Print all of the data exactly as written.

(Excerpt from a dataset)
========================================================================

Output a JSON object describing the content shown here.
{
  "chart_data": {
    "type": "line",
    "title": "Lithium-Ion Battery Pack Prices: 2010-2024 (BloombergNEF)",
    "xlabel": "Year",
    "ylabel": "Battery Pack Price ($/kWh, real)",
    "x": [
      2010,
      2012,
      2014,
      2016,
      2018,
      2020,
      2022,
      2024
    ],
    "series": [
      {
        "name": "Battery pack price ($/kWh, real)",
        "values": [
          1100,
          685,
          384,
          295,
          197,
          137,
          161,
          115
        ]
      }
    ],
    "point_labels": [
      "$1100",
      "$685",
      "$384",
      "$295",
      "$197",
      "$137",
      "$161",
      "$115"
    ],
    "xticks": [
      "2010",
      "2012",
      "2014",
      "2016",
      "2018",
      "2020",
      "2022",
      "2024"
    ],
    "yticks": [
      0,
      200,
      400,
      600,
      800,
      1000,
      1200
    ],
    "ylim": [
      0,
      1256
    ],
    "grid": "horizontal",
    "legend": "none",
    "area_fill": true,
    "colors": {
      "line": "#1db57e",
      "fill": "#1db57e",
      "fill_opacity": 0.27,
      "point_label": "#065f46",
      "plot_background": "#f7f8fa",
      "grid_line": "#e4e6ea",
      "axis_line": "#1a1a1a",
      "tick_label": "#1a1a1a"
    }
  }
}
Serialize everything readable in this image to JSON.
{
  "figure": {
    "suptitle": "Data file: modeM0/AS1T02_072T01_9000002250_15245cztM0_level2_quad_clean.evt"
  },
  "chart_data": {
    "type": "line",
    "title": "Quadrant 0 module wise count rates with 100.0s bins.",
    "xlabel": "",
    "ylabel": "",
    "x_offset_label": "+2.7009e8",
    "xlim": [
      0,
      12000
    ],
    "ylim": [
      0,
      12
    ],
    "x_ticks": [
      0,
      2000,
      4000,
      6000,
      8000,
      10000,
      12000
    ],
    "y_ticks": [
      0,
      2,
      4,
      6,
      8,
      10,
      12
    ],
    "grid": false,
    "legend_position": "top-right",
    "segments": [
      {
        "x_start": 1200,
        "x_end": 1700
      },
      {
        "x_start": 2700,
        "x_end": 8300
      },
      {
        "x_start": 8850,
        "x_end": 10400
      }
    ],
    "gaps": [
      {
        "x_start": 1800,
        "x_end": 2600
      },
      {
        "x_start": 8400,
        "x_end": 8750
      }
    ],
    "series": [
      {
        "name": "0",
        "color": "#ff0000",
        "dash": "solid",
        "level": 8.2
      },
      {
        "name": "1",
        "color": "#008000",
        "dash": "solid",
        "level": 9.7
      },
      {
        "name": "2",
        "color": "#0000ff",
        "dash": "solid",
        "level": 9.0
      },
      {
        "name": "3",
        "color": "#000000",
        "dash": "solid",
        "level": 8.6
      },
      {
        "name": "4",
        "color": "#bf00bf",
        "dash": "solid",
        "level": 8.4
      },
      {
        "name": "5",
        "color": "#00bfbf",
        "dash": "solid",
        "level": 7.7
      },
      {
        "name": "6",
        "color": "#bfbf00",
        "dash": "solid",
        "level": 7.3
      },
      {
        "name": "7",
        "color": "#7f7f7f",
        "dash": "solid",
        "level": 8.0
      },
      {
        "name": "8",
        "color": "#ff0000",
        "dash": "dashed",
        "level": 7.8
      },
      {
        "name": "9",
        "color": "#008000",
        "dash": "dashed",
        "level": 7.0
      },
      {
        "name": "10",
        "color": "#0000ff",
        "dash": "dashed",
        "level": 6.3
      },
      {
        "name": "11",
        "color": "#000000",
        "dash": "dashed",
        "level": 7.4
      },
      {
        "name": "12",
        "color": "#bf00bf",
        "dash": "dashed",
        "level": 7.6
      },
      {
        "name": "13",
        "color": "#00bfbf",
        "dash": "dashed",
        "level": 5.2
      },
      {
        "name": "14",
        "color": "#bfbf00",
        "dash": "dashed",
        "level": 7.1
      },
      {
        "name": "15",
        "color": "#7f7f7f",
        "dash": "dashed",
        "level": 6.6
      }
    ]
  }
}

========================================================================

__Response__:
Output a JSON object describing the content shown here.
{
  "chart_data": {
    "type": "line",
    "title": "Lithium-Ion Battery Pack Prices: 2010-2024 (BloombergNEF)",
    "xlabel": "Year",
    "ylabel": "Battery Pack Price ($/kWh, real)",
    "x": [
      2010,
      2012,
      2014,
      2016,
      2018,
      2020,
      2022,
      2024
    ],
    "series": [
      {
        "name": "Battery pack price ($/kWh, real)",
        "values": [
          1100,
          685,
          384,
          295,
          197,
          137,
          161,
          115
        ]
      }
    ],
    "point_labels": [
      "$1100",
      "$685",
      "$384",
      "$295",
      "$197",
      "$137",
      "$161",
      "$115"
    ],
    "xticks": [
      "2010",
      "2012",
      "2014",
      "2016",
      "2018",
      "2020",
      "2022",
      "2024"
    ],
    "yticks": [
      0,
      200,
      400,
      600,
      800,
      1000,
      1200
    ],
    "ylim": [
      0,
      1256
    ],
    "grid": "horizontal",
    "legend": "none",
    "area_fill": true,
    "colors": {
      "line": "#1db57e",
      "fill": "#1db57e",
      "fill_opacity": 0.27,
      "point_label": "#065f46",
      "plot_background": "#f7f8fa",
      "grid_line": "#e4e6ea",
      "axis_line": "#1a1a1a",
      "tick_label": "#1a1a1a"
    }
  }
}
Serialize everything readable in this image to JSON.
{
  "figure": {
    "suptitle": "Data file: modeM0/AS1T02_072T01_9000002250_15245cztM0_level2_quad_clean.evt"
  },
  "chart_data": {
    "type": "line",
    "title": "Quadrant 0 module wise count rates with 100.0s bins.",
    "xlabel": "",
    "ylabel": "",
    "x_offset_label": "+2.7009e8",
    "xlim": [
      0,
      12000
    ],
    "ylim": [
      0,
      12
    ],
    "x_ticks": [
      0,
      2000,
      4000,
      6000,
      8000,
      10000,
      12000
    ],
    "y_ticks": [
      0,
      2,
      4,
      6,
      8,
      10,
      12
    ],
    "grid": false,
    "legend_position": "top-right",
    "segments": [
      {
        "x_start": 1200,
        "x_end": 1700
      },
      {
        "x_start": 2700,
        "x_end": 8300
      },
      {
        "x_start": 8850,
        "x_end": 10400
      }
    ],
    "gaps": [
      {
        "x_start": 1800,
        "x_end": 2600
      },
      {
        "x_start": 8400,
        "x_end": 8750
      }
    ],
    "series": [
      {
        "name": "0",
        "color": "#ff0000",
        "dash": "solid",
        "level": 8.2
      },
      {
        "name": "1",
        "color": "#008000",
        "dash": "solid",
        "level": 9.7
      },
      {
        "name": "2",
        "color": "#0000ff",
        "dash": "solid",
        "level": 9.0
      },
      {
        "name": "3",
        "color": "#000000",
        "dash": "solid",
        "level": 8.6
      },
      {
        "name": "4",
        "color": "#bf00bf",
        "dash": "solid",
        "level": 8.4
      },
      {
        "name": "5",
        "color": "#00bfbf",
        "dash": "solid",
        "level": 7.7
      },
      {
        "name": "6",
        "color": "#bfbf00",
        "dash": "solid",
        "level": 7.3
      },
      {
        "name": "7",
        "color": "#7f7f7f",
        "dash": "solid",
        "level": 8.0
      },
      {
        "name": "8",
        "color": "#ff0000",
        "dash": "dashed",
        "level": 7.8
      },
      {
        "name": "9",
        "color": "#008000",
        "dash": "dashed",
        "level": 7.0
      },
      {
        "name": "10",
        "color": "#0000ff",
        "dash": "dashed",
        "level": 6.3
      },
      {
        "name": "11",
        "color": "#000000",
        "dash": "dashed",
        "level": 7.4
      },
      {
        "name": "12",
        "color": "#bf00bf",
        "dash": "dashed",
        "level": 7.6
      },
      {
        "name": "13",
        "color": "#00bfbf",
        "dash": "dashed",
        "level": 5.2
      },
      {
        "name": "14",
        "color": "#bfbf00",
        "dash": "dashed",
        "level": 7.1
      },
      {
        "name": "15",
        "color": "#7f7f7f",
        "dash": "dashed",
        "level": 6.6
      }
    ]
  }
}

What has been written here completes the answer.